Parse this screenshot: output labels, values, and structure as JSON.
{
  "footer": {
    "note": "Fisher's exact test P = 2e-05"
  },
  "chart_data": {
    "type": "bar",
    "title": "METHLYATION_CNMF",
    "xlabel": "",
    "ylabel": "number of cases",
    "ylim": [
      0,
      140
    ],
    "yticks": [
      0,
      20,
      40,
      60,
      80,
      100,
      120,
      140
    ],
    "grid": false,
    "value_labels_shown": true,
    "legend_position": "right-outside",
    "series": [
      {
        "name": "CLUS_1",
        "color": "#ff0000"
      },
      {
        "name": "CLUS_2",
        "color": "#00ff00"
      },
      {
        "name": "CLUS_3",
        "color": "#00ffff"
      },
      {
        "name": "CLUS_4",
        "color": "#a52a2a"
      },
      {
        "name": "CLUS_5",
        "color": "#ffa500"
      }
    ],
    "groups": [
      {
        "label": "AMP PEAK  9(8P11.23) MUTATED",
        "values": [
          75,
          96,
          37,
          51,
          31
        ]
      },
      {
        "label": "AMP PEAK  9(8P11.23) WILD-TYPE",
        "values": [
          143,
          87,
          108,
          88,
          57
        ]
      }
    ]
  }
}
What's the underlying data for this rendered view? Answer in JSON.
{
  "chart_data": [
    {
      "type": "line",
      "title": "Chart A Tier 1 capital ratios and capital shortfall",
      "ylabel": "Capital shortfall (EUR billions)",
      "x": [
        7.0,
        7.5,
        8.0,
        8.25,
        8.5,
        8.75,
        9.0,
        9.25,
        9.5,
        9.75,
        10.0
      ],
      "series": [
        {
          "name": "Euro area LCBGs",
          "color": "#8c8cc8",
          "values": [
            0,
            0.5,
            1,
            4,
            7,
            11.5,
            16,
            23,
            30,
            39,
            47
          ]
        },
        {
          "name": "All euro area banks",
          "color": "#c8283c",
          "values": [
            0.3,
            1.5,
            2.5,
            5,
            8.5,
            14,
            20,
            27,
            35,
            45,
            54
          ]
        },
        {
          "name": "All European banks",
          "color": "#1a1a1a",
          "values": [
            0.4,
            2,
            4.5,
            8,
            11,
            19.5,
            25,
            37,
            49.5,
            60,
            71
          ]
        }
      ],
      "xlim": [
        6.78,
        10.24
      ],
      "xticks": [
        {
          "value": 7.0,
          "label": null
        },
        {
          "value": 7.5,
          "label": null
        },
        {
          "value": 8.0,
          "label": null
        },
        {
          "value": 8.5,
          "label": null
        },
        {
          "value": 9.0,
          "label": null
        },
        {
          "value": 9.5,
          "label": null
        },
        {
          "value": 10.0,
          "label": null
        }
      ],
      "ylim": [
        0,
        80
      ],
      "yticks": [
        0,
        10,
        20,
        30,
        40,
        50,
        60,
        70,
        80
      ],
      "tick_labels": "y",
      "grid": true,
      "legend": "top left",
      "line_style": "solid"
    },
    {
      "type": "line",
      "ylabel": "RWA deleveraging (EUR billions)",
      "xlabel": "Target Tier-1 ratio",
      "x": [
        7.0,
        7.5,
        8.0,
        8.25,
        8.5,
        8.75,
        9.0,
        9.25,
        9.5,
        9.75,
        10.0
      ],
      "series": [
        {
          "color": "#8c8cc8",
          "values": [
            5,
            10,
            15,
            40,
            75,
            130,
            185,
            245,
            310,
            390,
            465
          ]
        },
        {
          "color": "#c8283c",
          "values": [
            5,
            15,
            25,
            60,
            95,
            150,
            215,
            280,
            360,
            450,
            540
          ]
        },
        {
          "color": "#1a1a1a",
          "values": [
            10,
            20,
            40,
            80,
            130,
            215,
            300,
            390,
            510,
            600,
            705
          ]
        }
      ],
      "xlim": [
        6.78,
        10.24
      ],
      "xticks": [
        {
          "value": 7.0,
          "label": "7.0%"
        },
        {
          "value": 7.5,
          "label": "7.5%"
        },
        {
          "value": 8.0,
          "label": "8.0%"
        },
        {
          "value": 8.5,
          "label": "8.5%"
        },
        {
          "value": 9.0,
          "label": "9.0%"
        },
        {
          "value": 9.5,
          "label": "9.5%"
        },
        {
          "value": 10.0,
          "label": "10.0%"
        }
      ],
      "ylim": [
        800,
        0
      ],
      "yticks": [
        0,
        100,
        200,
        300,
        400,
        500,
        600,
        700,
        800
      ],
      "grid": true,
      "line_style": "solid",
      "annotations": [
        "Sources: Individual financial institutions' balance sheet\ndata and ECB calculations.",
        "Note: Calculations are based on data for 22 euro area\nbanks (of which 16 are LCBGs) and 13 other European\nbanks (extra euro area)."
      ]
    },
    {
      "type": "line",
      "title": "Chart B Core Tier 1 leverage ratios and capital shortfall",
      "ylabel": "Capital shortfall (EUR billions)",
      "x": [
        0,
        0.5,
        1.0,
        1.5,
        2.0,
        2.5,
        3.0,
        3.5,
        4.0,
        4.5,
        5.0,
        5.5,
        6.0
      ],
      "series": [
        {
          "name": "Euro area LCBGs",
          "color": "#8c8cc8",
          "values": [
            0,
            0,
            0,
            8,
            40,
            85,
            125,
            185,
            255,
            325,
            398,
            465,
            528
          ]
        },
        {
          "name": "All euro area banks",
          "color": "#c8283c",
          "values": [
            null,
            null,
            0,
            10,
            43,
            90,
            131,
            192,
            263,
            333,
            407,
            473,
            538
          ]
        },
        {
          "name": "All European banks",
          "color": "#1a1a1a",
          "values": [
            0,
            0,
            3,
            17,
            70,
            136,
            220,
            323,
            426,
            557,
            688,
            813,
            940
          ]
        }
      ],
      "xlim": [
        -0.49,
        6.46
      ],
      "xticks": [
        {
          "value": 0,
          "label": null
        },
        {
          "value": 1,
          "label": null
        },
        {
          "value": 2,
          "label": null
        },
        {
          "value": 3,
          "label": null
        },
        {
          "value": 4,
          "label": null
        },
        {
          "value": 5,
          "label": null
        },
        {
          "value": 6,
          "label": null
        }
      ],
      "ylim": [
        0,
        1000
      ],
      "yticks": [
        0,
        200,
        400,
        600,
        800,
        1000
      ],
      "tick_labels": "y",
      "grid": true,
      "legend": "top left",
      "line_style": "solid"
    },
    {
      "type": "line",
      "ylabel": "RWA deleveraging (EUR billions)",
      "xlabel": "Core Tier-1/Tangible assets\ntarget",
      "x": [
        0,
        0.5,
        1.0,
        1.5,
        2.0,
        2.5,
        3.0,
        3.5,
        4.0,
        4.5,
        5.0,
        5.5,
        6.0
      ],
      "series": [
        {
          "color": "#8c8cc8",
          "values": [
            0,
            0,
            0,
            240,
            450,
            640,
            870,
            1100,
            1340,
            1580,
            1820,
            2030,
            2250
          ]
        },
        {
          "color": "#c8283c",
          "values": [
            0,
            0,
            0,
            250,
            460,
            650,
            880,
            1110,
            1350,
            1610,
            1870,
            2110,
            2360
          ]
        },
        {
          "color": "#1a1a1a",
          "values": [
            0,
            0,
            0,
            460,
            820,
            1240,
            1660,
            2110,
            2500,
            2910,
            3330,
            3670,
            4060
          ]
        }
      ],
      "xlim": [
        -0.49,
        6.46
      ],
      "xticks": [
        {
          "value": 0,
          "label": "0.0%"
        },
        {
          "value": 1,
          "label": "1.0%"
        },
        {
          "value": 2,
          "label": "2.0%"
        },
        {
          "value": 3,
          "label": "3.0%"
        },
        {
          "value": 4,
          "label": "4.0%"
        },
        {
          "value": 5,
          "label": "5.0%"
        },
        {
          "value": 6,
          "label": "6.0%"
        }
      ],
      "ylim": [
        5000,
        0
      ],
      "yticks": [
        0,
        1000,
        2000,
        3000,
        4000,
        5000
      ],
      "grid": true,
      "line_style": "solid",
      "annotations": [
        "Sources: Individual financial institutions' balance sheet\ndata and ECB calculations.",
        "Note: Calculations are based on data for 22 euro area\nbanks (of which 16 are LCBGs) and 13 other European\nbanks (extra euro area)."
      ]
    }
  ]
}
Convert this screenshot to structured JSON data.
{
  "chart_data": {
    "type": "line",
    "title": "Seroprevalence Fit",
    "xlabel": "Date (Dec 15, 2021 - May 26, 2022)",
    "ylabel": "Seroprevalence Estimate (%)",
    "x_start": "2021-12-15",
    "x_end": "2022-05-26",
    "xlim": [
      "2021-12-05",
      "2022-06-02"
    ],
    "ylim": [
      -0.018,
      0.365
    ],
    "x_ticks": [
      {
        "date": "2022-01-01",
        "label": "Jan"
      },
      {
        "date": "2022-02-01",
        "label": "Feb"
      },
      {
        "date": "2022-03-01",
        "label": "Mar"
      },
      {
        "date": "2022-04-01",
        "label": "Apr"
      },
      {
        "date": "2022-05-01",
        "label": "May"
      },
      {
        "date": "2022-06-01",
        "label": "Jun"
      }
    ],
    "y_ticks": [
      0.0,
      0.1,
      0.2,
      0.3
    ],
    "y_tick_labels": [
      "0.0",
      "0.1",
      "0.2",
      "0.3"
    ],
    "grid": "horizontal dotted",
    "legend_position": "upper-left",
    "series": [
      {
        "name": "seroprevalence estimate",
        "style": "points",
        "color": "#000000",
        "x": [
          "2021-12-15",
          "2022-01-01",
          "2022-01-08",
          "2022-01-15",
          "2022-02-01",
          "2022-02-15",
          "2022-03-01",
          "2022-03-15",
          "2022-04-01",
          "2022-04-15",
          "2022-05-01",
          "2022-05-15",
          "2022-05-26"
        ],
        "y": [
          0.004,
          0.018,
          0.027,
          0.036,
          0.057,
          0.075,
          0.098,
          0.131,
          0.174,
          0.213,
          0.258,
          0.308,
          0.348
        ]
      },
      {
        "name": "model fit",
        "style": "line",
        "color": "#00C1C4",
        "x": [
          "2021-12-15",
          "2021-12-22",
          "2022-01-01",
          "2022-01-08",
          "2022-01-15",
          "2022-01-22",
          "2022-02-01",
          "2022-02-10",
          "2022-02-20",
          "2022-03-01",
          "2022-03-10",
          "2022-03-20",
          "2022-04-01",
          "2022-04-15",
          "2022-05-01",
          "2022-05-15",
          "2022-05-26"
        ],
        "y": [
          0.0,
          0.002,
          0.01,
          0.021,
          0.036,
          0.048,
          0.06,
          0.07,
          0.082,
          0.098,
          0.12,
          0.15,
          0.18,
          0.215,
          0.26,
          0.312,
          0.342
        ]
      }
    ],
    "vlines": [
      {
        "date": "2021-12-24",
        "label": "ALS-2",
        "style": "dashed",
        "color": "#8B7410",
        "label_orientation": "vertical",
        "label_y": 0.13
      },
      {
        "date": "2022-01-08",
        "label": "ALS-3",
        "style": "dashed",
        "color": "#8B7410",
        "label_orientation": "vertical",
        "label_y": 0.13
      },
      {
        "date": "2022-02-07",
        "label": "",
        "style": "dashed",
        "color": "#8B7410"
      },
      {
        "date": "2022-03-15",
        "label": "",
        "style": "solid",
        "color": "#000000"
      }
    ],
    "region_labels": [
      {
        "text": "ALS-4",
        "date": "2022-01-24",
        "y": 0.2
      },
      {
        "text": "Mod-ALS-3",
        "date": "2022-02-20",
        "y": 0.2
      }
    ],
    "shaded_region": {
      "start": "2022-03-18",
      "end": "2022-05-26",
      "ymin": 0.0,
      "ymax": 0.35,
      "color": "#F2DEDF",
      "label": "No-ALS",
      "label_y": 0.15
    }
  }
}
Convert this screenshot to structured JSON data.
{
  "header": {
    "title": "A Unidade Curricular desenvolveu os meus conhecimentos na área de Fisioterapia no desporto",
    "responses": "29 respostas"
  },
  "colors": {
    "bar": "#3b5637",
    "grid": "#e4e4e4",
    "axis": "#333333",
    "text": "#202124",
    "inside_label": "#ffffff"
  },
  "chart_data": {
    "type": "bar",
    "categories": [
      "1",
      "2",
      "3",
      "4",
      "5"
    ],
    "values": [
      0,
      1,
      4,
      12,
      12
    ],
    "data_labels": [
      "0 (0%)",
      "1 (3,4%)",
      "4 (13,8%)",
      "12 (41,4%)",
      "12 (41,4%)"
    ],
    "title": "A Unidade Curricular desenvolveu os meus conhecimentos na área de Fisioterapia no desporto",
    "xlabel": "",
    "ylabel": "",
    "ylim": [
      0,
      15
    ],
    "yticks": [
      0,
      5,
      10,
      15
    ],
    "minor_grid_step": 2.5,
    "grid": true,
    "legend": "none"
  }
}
########
**Required work:** Extract every line above containing the word "ratios".

**Output below:**
      "title": "Chart A Tier 1 capital ratios and capital shortfall",
      "title": "Chart B Core Tier 1 leverage ratios and capital shortfall",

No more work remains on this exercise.